--- Dataset items ---
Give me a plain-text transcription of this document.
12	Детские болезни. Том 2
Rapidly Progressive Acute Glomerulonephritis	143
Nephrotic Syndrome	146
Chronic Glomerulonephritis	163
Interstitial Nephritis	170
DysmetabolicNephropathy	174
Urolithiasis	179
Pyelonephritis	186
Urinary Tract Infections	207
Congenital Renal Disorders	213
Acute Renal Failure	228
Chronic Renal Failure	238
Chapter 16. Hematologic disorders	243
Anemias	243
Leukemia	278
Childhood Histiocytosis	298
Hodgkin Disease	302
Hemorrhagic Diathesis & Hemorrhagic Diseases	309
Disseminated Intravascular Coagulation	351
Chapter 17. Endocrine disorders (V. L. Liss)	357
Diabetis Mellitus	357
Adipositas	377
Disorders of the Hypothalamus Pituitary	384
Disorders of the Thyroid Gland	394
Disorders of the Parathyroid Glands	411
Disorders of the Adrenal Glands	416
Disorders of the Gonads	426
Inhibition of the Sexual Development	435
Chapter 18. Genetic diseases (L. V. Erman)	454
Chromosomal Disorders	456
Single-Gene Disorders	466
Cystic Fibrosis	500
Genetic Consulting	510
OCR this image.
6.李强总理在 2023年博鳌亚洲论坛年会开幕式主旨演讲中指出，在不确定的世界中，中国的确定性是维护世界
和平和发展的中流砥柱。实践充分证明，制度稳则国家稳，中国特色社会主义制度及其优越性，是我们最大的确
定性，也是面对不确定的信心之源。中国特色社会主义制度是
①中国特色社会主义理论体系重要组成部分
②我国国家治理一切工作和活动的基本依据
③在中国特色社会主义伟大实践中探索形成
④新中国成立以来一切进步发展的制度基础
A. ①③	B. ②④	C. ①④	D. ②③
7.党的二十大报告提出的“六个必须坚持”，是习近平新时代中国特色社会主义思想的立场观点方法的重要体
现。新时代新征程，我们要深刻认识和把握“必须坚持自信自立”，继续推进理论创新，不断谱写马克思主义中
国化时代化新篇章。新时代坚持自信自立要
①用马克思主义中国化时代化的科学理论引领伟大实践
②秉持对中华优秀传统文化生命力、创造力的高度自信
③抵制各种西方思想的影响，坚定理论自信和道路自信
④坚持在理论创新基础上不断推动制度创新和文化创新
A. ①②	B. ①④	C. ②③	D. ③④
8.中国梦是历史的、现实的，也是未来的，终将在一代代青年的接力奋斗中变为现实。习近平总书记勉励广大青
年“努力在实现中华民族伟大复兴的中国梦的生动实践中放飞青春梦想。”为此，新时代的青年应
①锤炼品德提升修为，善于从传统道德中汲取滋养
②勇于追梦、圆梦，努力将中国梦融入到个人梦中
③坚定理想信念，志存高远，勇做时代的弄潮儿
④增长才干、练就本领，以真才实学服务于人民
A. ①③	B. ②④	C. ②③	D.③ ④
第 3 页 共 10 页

--- YOUR GOAL ---
Looking at the entries above, how many lines contain the word "this"? Answer with the number alone.

--- THE RESPONSE ---
2